Aim:
Transcribe the records below in full; pictures stay out of the copy.

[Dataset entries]
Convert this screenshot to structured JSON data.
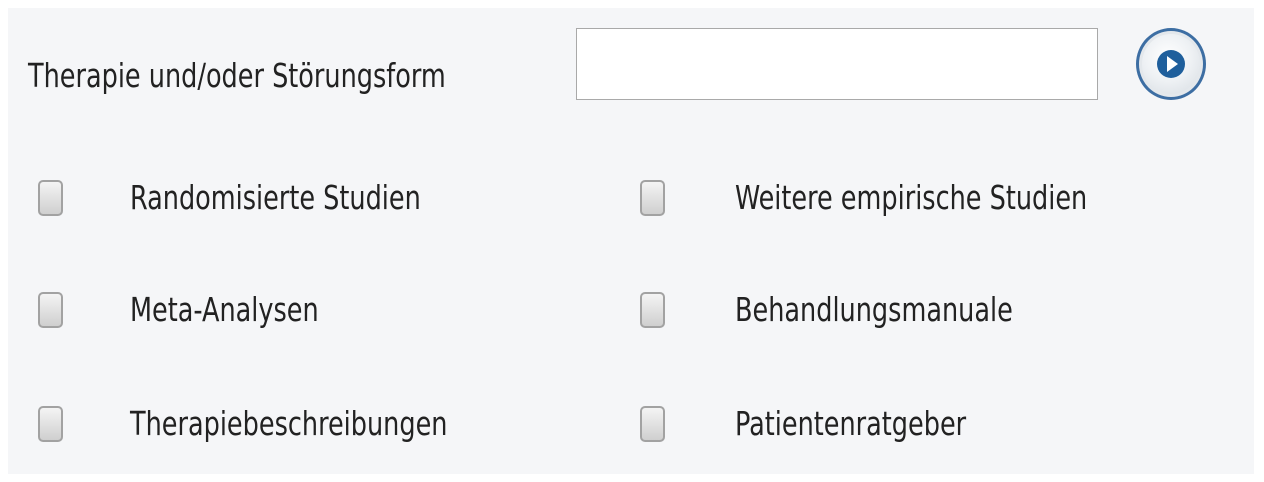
{
  "search": {
    "label": "Therapie und/oder Störungsform",
    "value": "",
    "placeholder": ""
  },
  "go_button": {
    "icon": "play-icon",
    "accent": "#1f5f9c"
  },
  "filters": [
    {
      "label": "Randomisierte Studien",
      "checked": false
    },
    {
      "label": "Weitere empirische Studien",
      "checked": false
    },
    {
      "label": "Meta-Analysen",
      "checked": false
    },
    {
      "label": "Behandlungsmanuale",
      "checked": false
    },
    {
      "label": "Therapiebeschreibungen",
      "checked": false
    },
    {
      "label": "Patientenratgeber",
      "checked": false
    }
  ]
}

Problem solution:
Convert this screenshot to structured JSON data.
{
  "search": {
    "label": "Therapie und/oder Störungsform",
    "value": "",
    "placeholder": ""
  },
  "go_button": {
    "icon": "play-icon",
    "accent": "#1f5f9c"
  },
  "filters": [
    {
      "label": "Randomisierte Studien",
      "checked": false
    },
    {
      "label": "Weitere empirische Studien",
      "checked": false
    },
    {
      "label": "Meta-Analysen",
      "checked": false
    },
    {
      "label": "Behandlungsmanuale",
      "checked": false
    },
    {
      "label": "Therapiebeschreibungen",
      "checked": false
    },
    {
      "label": "Patientenratgeber",
      "checked": false
    }
  ]
}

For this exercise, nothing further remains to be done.